§ **DIRECTIONS**
1. List the arguments passed to wandb.plot.roc_curve() in the one-line logging call in the ROC curve article below.
2. Resume the ROC curve article below from its last line.

§ **TEXT BLOCK**
--------------------

This article provides usage and examples for plotting ROC curves with Weights & Biases using wandb.plot.roc_curve().
Created on October 7|Last edited on November 8
With Weights & Biases, it's possible to log an ROC curve in one line:
wandb.log({"roc" : wandb.plot.roc_curve( ground_truth, predictions,
labels=None, classes_to_plot=None)})
You can log this whenever your code has access to:
  • a model's predicted scores (predictions) on a set of examples
  • the corresponding ground truth labels (ground_truth) for those examples
  • (optionally) a list of the labels/ class names (labels=["cat", "dog", "bird"...] if label index 0 means cat, 1 = dog, 2 = bird, etc.)
  • (optionally) a subset (still in list format) of these labels to visualize on the plot

Basic Usage

I finetune a CNN to predict 10 classes of living things: plants, birds, insects, etc. In my validation step, I call
wandb.log({"my_custom_plot_id" : wandb.plot.roc_curve(ground_truth,
predictions,
labels=["Amphibia", "Animalia", ... ,"Reptilia"])})

--------------------

§ **RECORD EXCERPTS**
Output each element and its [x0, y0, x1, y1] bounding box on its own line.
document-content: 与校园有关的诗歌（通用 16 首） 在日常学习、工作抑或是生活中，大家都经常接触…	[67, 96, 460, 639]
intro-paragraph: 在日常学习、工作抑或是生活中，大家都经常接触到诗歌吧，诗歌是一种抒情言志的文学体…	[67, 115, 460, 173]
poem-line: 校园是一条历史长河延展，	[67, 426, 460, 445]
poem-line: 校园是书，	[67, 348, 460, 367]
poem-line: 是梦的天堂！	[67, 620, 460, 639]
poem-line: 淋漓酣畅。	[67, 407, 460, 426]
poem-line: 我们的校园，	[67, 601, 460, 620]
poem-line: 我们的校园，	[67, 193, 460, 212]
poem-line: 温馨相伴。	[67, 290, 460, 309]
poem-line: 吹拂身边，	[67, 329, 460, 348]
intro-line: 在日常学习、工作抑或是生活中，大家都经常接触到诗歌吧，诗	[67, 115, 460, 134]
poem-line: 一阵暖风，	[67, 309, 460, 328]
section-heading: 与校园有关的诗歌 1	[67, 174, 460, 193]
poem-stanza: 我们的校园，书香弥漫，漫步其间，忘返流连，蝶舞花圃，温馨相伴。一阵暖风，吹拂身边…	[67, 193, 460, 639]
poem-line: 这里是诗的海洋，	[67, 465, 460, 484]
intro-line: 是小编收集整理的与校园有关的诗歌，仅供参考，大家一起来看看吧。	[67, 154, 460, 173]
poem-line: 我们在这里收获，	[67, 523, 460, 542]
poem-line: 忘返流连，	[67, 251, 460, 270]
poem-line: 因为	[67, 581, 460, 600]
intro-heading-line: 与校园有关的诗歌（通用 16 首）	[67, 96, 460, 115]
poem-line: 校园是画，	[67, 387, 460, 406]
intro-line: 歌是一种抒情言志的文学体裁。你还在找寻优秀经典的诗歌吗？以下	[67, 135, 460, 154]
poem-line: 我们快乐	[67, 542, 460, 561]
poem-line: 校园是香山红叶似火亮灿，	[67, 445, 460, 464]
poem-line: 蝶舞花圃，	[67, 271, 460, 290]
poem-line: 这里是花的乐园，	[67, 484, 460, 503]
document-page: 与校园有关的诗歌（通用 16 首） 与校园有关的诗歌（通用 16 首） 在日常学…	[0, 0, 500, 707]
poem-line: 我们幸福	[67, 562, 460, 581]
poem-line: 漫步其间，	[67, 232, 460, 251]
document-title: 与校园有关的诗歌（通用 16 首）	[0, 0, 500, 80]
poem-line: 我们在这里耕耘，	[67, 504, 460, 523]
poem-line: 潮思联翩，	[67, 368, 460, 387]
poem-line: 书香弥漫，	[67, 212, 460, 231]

--------------------

§ **RESPONSES BY TASK**
1. ground_truth, predictions, labels, classes_to_plot

2.
to produce the following curve for each run of my model (where each run logs to the same plot key, my_custom_plot_id). Scroll over the chart area to zoom in, click+drag to pan, and hover to see more detail about a line.

Toy CNNs
3


Customized Usage

To make this chart more legible, I can simply edit the built-in W&B chart definition (or Vega spec), following the Vega visualization grammar and produce this new chart, where the differences between a single class are much easier to spot across runs.
Now each line's color represents one of my 10 classes, and each line's stroke type—solid, dash, dot—represents one of my three experiments with different numbers of epochs/training examples. You can hover over the top right corner of the chart and click on the "eye" icon to see the full Vega spec.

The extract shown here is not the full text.